__Data supplied__.
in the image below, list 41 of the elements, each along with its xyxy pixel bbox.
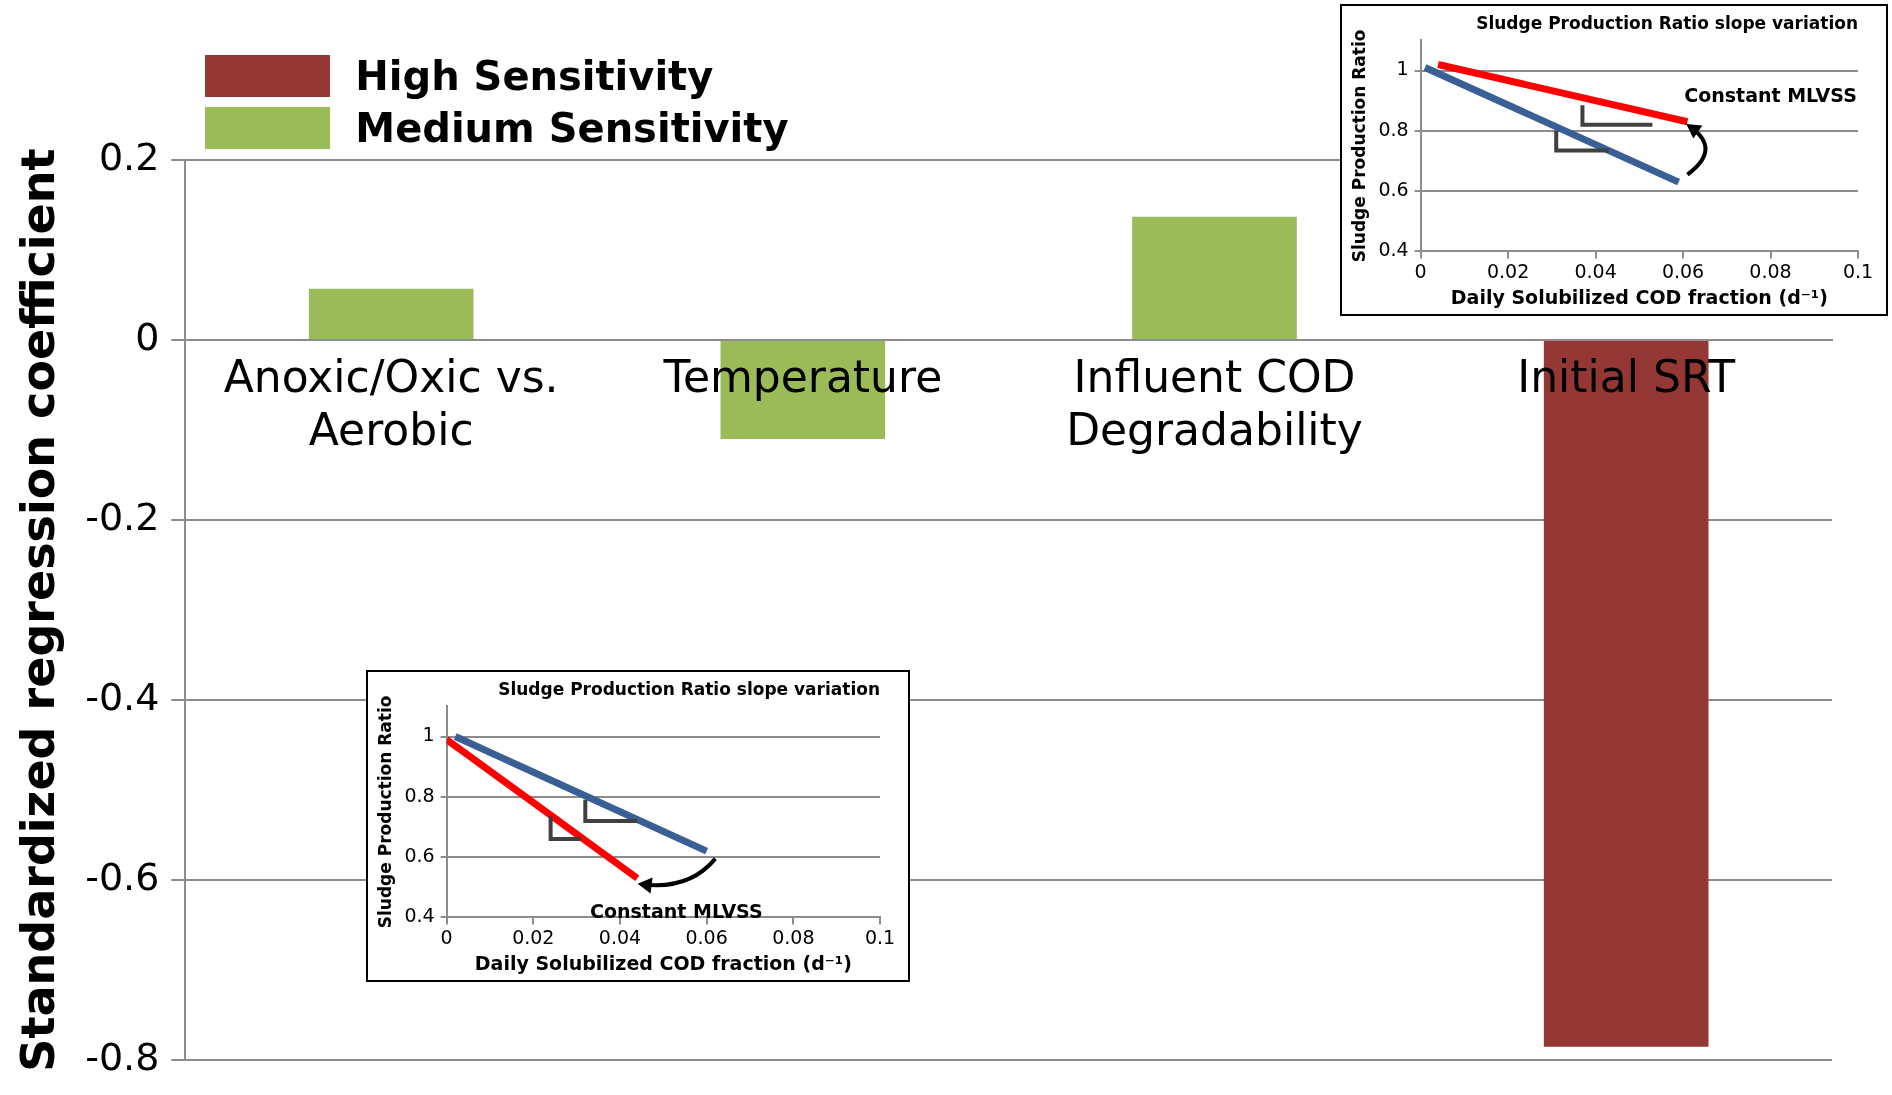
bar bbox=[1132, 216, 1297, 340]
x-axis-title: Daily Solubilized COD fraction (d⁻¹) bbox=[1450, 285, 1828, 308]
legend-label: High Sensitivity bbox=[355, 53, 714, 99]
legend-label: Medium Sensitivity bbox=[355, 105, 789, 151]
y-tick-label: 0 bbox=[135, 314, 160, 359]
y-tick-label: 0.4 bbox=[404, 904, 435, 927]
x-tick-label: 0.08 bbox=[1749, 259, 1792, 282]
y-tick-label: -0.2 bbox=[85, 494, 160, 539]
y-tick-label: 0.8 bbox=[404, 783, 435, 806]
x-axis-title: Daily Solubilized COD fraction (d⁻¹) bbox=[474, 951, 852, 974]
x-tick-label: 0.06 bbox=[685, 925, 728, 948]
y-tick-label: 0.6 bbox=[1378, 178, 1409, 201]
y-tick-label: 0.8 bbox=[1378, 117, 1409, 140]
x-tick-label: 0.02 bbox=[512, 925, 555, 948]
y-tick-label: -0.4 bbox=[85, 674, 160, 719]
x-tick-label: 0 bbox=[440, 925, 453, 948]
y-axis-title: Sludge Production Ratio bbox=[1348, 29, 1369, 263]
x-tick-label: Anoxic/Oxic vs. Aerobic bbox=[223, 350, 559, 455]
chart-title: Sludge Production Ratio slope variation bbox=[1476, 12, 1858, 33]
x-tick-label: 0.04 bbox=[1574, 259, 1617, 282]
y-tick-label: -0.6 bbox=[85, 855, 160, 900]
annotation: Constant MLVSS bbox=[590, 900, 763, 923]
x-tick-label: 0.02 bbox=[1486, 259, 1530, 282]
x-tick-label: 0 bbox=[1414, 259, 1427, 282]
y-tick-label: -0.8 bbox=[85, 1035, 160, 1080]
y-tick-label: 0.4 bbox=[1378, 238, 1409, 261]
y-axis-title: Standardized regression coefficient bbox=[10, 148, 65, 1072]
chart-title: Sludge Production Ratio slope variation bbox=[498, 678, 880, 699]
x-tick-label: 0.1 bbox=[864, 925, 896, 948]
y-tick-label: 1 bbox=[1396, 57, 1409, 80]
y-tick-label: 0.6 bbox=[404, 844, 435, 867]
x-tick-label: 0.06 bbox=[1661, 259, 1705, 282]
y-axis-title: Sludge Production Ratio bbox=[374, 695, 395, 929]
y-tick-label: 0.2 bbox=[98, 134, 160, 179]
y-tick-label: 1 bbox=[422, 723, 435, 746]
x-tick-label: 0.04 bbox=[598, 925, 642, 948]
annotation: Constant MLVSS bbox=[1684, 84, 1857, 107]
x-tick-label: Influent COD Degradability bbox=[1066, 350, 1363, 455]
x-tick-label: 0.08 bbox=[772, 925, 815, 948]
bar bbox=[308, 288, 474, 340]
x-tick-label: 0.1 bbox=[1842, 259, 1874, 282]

__Exercise directions__.
Express each line of the records above as a Markdown table with the columns "Row" and "Line," numbering the rows and omitting blank lines. Leave out the pictures.

__Final result__.
| Row | Line |
|---|---|
| 1 | in the image below, list 41 of the elements, each along with its xyxy pixel bbox. |
| 2 | bar bbox=[1132, 216, 1297, 340] |
| 3 | x-axis-title: Daily Solubilized COD fraction (d⁻¹) bbox=[1450, 285, 1828, 308] |
| 4 | legend-label: High Sensitivity bbox=[355, 53, 714, 99] |
| 5 | legend-label: Medium Sensitivity bbox=[355, 105, 789, 151] |
| 6 | y-tick-label: 0 bbox=[135, 314, 160, 359] |
| 7 | y-tick-label: 0.4 bbox=[404, 904, 435, 927] |
| 8 | x-tick-label: 0.08 bbox=[1749, 259, 1792, 282] |
| 9 | y-tick-label: -0.2 bbox=[85, 494, 160, 539] |
| 10 | y-tick-label: 0.8 bbox=[404, 783, 435, 806] |
| 11 | x-axis-title: Daily Solubilized COD fraction (d⁻¹) bbox=[474, 951, 852, 974] |
| 12 | x-tick-label: 0.06 bbox=[685, 925, 728, 948] |
| 13 | y-tick-label: 0.6 bbox=[1378, 178, 1409, 201] |
| 14 | y-tick-label: 0.8 bbox=[1378, 117, 1409, 140] |
| 15 | x-tick-label: 0.02 bbox=[512, 925, 555, 948] |
| 16 | y-tick-label: -0.4 bbox=[85, 674, 160, 719] |
| 17 | x-tick-label: 0 bbox=[440, 925, 453, 948] |
| 18 | y-axis-title: Sludge Production Ratio bbox=[1348, 29, 1369, 263] |
| 19 | x-tick-label: Anoxic/Oxic vs. Aerobic bbox=[223, 350, 559, 455] |
| 20 | chart-title: Sludge Production Ratio slope variation bbox=[1476, 12, 1858, 33] |
| 21 | x-tick-label: 0.04 bbox=[1574, 259, 1617, 282] |
| 22 | y-tick-label: -0.6 bbox=[85, 855, 160, 900] |
| 23 | annotation: Constant MLVSS bbox=[590, 900, 763, 923] |
| 24 | x-tick-label: 0.02 bbox=[1486, 259, 1530, 282] |
| 25 | x-tick-label: 0 bbox=[1414, 259, 1427, 282] |
| 26 | y-tick-label: -0.8 bbox=[85, 1035, 160, 1080] |
| 27 | y-tick-label: 0.4 bbox=[1378, 238, 1409, 261] |
| 28 | y-axis-title: Standardized regression coefficient bbox=[10, 148, 65, 1072] |
| 29 | chart-title: Sludge Production Ratio slope variation bbox=[498, 678, 880, 699] |
| 30 | x-tick-label: 0.1 bbox=[864, 925, 896, 948] |
| 31 | y-tick-label: 1 bbox=[1396, 57, 1409, 80] |
| 32 | y-tick-label: 0.6 bbox=[404, 844, 435, 867] |
| 33 | x-tick-label: 0.06 bbox=[1661, 259, 1705, 282] |
| 34 | y-axis-title: Sludge Production Ratio bbox=[374, 695, 395, 929] |
| 35 | y-tick-label: 0.2 bbox=[98, 134, 160, 179] |
| 36 | y-tick-label: 1 bbox=[422, 723, 435, 746] |
| 37 | x-tick-label: 0.04 bbox=[598, 925, 642, 948] |
| 38 | annotation: Constant MLVSS bbox=[1684, 84, 1857, 107] |
| 39 | x-tick-label: Influent COD Degradability bbox=[1066, 350, 1363, 455] |
| 40 | x-tick-label: 0.08 bbox=[772, 925, 815, 948] |
| 41 | bar bbox=[308, 288, 474, 340] |
| 42 | x-tick-label: 0.1 bbox=[1842, 259, 1874, 282] |